*** Opening of SUPPLIED RECORDS ***
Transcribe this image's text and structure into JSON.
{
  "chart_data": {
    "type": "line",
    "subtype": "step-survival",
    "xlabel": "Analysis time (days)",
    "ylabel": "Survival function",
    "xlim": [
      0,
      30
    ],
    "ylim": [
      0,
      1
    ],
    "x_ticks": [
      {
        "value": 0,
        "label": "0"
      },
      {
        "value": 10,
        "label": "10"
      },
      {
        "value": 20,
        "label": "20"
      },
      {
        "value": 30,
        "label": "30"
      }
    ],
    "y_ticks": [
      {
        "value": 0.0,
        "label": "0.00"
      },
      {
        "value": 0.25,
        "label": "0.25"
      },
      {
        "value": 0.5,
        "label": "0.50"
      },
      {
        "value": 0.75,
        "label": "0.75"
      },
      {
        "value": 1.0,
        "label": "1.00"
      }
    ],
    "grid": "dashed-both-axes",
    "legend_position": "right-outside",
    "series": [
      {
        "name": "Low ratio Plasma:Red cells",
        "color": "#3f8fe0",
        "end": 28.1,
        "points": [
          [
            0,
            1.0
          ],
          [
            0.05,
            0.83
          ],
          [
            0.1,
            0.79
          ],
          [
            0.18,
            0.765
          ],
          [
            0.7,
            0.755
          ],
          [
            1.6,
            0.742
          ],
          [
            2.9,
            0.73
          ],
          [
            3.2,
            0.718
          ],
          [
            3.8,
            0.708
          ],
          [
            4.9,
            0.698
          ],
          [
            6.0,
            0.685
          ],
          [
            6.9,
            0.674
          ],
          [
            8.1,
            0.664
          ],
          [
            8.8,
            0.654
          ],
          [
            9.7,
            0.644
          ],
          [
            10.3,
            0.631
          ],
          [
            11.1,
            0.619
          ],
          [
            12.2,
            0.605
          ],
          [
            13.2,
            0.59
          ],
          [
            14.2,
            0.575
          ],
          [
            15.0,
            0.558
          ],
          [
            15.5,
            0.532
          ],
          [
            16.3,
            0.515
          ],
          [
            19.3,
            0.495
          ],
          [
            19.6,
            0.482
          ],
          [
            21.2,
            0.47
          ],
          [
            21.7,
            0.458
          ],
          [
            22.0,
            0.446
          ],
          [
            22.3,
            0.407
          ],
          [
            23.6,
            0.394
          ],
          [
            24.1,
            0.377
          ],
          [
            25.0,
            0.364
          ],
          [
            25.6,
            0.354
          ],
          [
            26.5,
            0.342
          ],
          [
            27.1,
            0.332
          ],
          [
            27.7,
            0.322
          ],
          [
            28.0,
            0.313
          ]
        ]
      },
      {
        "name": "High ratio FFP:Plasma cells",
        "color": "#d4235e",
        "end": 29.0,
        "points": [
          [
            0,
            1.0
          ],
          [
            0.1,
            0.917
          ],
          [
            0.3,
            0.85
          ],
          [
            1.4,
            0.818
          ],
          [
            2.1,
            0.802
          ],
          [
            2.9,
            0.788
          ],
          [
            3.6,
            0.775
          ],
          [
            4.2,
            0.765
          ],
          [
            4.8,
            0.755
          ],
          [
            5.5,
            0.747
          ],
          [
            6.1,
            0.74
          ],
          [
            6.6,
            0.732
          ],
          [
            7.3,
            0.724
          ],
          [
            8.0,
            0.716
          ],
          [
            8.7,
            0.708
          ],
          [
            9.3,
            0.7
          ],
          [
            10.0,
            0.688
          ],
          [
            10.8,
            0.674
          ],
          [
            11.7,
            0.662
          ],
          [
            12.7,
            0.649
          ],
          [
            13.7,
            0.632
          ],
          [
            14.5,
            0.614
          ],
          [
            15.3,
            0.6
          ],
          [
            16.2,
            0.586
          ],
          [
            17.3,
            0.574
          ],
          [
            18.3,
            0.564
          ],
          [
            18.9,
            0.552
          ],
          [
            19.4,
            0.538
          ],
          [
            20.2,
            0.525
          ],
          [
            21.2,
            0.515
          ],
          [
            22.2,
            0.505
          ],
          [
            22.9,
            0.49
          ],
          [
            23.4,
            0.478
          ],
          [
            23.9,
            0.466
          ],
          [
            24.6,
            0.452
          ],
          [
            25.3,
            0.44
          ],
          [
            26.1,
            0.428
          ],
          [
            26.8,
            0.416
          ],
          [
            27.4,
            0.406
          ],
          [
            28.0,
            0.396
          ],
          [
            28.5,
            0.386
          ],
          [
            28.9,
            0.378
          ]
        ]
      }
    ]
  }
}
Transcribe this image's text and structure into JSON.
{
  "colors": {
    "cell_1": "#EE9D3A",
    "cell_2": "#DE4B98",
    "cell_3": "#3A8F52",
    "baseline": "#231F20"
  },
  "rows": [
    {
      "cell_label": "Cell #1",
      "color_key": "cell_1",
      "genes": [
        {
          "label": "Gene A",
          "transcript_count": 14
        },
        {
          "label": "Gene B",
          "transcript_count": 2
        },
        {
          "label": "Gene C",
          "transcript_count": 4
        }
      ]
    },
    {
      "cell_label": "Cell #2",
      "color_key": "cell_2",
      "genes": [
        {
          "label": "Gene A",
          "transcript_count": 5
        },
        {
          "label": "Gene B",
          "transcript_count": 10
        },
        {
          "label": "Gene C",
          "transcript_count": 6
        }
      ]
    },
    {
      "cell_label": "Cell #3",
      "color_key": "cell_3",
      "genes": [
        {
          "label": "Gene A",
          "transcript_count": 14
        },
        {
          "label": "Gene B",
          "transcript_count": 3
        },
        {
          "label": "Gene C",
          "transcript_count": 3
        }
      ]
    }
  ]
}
*** Close of SUPPLIED RECORDS ***
* _TRY IT_:
Would you please state how many lines in the material hold "name"? The number alone will do.

* _RESULT OF THIS TASK_:
2